__GIVEN PROBLEM__. Each record below is to be reproduced without any change.

__SUPPLIED ENTRIES__.
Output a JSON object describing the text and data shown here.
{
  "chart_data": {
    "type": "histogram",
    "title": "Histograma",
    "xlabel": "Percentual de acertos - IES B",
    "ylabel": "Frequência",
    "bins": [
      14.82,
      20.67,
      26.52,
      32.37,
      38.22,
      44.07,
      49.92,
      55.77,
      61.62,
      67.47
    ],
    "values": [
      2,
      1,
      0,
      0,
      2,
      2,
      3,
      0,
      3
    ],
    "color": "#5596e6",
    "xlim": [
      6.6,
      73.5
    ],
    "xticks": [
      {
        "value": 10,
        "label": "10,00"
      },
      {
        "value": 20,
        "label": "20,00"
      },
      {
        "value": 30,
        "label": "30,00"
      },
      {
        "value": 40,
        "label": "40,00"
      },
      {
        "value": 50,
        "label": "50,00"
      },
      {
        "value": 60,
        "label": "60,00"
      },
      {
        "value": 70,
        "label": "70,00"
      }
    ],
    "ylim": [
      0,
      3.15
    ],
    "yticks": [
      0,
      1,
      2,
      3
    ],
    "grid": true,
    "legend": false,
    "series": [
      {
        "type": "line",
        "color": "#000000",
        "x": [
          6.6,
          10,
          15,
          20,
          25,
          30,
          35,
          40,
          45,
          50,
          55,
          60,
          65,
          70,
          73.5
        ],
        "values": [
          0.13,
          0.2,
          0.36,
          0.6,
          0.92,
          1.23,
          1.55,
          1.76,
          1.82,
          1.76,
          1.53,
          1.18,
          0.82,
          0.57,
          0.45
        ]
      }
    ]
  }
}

__FINISHED TASK__.
Output a JSON object describing the text and data shown here.
{
  "chart_data": {
    "type": "histogram",
    "title": "Histograma",
    "xlabel": "Percentual de acertos - IES B",
    "ylabel": "Frequência",
    "bins": [
      14.82,
      20.67,
      26.52,
      32.37,
      38.22,
      44.07,
      49.92,
      55.77,
      61.62,
      67.47
    ],
    "values": [
      2,
      1,
      0,
      0,
      2,
      2,
      3,
      0,
      3
    ],
    "color": "#5596e6",
    "xlim": [
      6.6,
      73.5
    ],
    "xticks": [
      {
        "value": 10,
        "label": "10,00"
      },
      {
        "value": 20,
        "label": "20,00"
      },
      {
        "value": 30,
        "label": "30,00"
      },
      {
        "value": 40,
        "label": "40,00"
      },
      {
        "value": 50,
        "label": "50,00"
      },
      {
        "value": 60,
        "label": "60,00"
      },
      {
        "value": 70,
        "label": "70,00"
      }
    ],
    "ylim": [
      0,
      3.15
    ],
    "yticks": [
      0,
      1,
      2,
      3
    ],
    "grid": true,
    "legend": false,
    "series": [
      {
        "type": "line",
        "color": "#000000",
        "x": [
          6.6,
          10,
          15,
          20,
          25,
          30,
          35,
          40,
          45,
          50,
          55,
          60,
          65,
          70,
          73.5
        ],
        "values": [
          0.13,
          0.2,
          0.36,
          0.6,
          0.92,
          1.23,
          1.55,
          1.76,
          1.82,
          1.76,
          1.53,
          1.18,
          0.82,
          0.57,
          0.45
        ]
      }
    ]
  }
}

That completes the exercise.